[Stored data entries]
########

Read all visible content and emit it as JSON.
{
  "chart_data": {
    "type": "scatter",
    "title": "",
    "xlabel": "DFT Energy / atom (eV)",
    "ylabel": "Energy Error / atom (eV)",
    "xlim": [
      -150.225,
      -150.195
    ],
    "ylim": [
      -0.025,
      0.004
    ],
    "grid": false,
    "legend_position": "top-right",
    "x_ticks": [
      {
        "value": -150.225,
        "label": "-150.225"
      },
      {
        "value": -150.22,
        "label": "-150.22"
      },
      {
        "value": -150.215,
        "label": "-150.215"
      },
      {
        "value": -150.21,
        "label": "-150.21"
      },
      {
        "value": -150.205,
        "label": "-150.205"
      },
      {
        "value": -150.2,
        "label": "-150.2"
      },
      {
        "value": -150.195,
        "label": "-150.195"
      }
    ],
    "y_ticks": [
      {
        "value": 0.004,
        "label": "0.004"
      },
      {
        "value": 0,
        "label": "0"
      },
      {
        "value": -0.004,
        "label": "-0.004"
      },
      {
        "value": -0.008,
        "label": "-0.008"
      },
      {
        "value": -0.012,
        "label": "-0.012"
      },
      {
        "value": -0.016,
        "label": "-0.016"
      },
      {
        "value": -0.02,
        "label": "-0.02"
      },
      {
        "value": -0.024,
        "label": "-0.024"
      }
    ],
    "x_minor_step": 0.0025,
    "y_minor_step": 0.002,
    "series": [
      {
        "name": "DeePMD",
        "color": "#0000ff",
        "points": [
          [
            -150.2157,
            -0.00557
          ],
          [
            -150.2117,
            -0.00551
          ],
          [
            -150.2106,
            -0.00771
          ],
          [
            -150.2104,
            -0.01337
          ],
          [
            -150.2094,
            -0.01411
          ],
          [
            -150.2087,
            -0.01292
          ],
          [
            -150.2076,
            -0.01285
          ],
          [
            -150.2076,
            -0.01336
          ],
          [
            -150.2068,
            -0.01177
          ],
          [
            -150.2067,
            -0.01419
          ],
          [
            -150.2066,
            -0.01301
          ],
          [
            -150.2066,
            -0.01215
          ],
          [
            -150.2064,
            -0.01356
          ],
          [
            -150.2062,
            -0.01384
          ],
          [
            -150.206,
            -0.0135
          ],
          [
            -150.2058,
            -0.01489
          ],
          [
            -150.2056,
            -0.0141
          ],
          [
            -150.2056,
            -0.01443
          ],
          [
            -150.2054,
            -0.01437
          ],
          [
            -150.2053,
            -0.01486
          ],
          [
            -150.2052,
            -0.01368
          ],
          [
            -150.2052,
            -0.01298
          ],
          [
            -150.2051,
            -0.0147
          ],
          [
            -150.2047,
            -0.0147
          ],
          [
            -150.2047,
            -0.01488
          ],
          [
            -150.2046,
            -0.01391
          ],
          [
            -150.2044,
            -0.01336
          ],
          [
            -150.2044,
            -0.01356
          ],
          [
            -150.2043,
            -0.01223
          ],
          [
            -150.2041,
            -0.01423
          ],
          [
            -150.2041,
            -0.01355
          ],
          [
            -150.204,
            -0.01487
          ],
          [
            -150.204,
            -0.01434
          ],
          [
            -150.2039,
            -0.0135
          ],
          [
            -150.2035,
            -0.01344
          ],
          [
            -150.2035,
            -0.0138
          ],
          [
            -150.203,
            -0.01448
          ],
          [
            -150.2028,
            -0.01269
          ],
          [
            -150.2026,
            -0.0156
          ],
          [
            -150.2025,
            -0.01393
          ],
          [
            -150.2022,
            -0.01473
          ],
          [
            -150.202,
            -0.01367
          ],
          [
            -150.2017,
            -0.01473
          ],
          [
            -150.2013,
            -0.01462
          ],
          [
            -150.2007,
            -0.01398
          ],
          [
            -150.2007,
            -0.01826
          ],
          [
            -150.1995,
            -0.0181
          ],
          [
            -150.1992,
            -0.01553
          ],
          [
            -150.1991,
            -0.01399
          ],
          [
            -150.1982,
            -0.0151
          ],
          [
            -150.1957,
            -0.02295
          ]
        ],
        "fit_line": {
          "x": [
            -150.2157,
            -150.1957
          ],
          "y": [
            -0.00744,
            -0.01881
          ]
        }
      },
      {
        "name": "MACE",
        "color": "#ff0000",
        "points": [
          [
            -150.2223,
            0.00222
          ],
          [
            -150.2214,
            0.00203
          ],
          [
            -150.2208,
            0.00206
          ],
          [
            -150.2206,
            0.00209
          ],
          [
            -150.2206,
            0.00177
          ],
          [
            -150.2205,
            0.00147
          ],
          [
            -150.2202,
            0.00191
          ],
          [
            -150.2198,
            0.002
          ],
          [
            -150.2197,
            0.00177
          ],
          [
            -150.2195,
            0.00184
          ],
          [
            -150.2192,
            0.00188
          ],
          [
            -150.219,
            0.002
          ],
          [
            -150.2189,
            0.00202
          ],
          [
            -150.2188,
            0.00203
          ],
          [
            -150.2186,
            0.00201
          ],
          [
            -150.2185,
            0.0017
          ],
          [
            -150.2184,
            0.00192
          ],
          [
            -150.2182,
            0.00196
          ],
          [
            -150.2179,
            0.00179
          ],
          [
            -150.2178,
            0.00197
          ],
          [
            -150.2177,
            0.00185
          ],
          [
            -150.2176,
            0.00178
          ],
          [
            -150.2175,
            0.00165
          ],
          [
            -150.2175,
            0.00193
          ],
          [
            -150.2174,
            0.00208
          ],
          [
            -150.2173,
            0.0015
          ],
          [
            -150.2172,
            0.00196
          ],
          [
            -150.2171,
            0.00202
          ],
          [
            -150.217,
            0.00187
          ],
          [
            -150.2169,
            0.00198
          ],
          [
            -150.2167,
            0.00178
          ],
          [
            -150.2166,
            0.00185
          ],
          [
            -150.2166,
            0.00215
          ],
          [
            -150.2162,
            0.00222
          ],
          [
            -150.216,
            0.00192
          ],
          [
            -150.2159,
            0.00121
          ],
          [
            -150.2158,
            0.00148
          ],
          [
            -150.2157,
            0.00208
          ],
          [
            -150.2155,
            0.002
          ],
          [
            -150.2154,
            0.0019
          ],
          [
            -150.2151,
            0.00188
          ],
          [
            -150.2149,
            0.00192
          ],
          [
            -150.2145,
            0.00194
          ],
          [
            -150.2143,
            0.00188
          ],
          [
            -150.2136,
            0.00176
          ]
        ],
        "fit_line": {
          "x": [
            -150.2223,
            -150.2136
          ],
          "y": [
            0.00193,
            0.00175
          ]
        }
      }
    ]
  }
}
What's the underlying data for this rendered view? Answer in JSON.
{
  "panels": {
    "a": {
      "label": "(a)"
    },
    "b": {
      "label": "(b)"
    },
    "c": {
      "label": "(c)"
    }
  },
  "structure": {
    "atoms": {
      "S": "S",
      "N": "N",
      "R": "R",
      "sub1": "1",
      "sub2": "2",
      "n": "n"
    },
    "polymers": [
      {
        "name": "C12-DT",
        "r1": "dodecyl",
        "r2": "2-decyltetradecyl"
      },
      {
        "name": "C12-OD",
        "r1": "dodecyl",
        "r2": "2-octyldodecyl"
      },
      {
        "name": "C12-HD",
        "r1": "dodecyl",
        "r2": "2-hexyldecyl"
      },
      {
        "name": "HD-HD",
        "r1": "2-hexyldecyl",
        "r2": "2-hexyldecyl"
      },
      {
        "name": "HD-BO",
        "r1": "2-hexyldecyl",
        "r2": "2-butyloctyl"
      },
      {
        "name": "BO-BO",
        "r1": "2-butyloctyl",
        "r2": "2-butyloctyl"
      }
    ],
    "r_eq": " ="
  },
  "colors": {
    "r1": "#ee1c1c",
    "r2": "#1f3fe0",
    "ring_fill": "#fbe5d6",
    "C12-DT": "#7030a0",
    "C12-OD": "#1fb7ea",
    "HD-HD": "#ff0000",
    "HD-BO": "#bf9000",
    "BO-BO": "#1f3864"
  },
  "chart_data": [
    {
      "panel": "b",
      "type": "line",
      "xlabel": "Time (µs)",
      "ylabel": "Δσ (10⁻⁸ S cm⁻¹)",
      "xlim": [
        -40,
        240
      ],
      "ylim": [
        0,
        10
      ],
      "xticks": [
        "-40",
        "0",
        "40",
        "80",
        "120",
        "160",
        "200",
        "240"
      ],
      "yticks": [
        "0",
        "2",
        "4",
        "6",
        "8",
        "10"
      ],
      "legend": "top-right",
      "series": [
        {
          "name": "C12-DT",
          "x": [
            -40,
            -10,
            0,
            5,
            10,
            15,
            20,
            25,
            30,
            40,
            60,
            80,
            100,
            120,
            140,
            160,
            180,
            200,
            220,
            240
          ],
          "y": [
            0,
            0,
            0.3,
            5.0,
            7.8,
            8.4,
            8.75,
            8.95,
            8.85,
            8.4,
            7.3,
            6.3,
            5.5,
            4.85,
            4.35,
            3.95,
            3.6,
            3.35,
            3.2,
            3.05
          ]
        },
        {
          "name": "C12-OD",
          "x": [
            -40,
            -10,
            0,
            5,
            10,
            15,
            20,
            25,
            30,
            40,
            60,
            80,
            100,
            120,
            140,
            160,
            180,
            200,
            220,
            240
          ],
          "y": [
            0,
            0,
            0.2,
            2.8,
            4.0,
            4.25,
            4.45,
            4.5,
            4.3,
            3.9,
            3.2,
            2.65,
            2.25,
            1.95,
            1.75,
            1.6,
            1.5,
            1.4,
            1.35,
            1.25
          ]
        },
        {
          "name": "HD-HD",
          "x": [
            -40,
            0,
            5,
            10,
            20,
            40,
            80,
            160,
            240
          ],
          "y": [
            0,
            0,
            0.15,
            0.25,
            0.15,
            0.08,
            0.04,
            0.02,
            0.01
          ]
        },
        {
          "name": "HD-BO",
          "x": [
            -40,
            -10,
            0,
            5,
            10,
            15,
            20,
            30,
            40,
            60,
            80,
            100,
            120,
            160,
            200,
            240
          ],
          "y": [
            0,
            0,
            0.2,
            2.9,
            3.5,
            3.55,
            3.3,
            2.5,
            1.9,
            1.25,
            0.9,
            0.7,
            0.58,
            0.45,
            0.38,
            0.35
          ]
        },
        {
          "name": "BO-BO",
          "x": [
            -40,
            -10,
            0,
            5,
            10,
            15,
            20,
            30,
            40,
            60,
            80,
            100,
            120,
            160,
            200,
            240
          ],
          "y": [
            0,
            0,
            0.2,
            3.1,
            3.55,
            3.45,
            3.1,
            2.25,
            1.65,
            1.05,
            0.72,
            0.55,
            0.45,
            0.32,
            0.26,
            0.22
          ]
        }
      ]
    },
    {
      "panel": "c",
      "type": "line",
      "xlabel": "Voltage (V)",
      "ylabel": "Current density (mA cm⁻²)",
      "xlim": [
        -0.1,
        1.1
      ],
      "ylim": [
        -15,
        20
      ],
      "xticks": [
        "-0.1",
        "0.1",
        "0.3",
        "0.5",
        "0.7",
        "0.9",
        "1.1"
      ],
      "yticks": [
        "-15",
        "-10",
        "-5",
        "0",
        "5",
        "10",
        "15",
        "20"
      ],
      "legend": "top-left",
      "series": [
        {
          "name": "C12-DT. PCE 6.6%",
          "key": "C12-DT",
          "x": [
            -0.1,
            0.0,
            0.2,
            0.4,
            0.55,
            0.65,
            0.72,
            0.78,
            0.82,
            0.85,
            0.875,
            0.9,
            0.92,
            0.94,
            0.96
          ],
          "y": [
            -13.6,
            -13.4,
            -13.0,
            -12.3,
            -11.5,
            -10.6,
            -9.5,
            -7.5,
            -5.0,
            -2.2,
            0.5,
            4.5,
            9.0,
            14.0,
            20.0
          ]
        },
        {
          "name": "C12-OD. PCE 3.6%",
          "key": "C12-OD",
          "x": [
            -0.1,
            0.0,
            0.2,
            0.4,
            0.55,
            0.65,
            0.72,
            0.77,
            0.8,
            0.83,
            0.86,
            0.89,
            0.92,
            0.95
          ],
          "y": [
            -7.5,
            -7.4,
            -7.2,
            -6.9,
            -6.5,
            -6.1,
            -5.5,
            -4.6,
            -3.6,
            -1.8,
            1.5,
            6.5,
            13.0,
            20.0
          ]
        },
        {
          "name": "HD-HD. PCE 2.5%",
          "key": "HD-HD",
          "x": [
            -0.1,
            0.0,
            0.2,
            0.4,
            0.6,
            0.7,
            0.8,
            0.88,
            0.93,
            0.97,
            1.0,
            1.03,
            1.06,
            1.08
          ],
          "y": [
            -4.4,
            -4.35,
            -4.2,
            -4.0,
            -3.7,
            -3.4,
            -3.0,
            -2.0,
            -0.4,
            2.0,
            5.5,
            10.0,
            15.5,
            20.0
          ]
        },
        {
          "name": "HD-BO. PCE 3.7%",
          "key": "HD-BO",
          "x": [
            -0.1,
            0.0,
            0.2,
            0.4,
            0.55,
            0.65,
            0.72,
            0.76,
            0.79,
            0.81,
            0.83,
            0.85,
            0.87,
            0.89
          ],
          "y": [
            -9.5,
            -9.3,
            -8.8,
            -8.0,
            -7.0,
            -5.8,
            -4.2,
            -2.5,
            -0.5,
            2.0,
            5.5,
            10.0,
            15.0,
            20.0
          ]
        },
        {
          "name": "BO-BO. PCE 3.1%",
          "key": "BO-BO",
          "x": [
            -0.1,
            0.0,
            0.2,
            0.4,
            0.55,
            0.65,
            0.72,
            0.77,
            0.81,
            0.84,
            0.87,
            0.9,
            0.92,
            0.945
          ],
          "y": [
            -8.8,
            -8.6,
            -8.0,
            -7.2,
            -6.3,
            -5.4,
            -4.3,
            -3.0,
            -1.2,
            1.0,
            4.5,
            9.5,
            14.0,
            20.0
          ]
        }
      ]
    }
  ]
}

########

**AIM**
Return all lines of the material above in which the word "right" occurs.

**RESPONSE BELOW**
    "legend_position": "top-right",
      "legend": "top-right",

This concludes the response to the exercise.